start Dataset

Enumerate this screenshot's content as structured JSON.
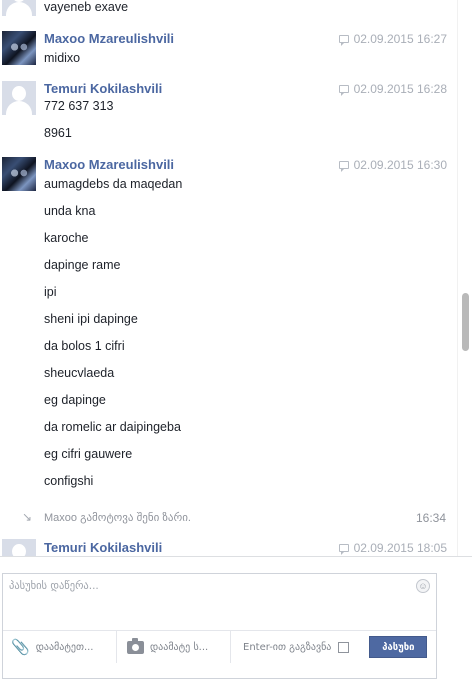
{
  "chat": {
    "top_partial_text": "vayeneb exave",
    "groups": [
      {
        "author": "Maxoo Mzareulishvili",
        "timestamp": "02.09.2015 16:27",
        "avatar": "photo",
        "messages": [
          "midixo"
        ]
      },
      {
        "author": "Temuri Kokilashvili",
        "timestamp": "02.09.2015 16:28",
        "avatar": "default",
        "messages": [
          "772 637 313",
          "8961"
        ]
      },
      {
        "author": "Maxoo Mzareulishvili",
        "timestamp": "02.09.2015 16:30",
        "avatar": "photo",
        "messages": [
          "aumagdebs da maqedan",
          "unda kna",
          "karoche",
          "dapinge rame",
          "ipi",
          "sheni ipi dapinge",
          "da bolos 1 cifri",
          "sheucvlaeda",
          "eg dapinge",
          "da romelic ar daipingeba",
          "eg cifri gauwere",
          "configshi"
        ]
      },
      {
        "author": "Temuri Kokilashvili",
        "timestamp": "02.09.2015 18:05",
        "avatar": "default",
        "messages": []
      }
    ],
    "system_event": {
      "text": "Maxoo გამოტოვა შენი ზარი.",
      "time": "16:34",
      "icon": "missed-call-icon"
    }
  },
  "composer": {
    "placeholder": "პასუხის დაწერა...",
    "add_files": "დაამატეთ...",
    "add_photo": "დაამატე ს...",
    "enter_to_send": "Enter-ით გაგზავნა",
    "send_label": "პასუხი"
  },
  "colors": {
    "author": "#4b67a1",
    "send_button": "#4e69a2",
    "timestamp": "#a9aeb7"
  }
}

end Dataset

▸ **What is asked**: Give back the whole listing as it stands, minus its pictures.

▸ **Written response**:
Enumerate this screenshot's content as structured JSON.
{
  "chat": {
    "top_partial_text": "vayeneb exave",
    "groups": [
      {
        "author": "Maxoo Mzareulishvili",
        "timestamp": "02.09.2015 16:27",
        "avatar": "photo",
        "messages": [
          "midixo"
        ]
      },
      {
        "author": "Temuri Kokilashvili",
        "timestamp": "02.09.2015 16:28",
        "avatar": "default",
        "messages": [
          "772 637 313",
          "8961"
        ]
      },
      {
        "author": "Maxoo Mzareulishvili",
        "timestamp": "02.09.2015 16:30",
        "avatar": "photo",
        "messages": [
          "aumagdebs da maqedan",
          "unda kna",
          "karoche",
          "dapinge rame",
          "ipi",
          "sheni ipi dapinge",
          "da bolos 1 cifri",
          "sheucvlaeda",
          "eg dapinge",
          "da romelic ar daipingeba",
          "eg cifri gauwere",
          "configshi"
        ]
      },
      {
        "author": "Temuri Kokilashvili",
        "timestamp": "02.09.2015 18:05",
        "avatar": "default",
        "messages": []
      }
    ],
    "system_event": {
      "text": "Maxoo გამოტოვა შენი ზარი.",
      "time": "16:34",
      "icon": "missed-call-icon"
    }
  },
  "composer": {
    "placeholder": "პასუხის დაწერა...",
    "add_files": "დაამატეთ...",
    "add_photo": "დაამატე ს...",
    "enter_to_send": "Enter-ით გაგზავნა",
    "send_label": "პასუხი"
  },
  "colors": {
    "author": "#4b67a1",
    "send_button": "#4e69a2",
    "timestamp": "#a9aeb7"
  }
}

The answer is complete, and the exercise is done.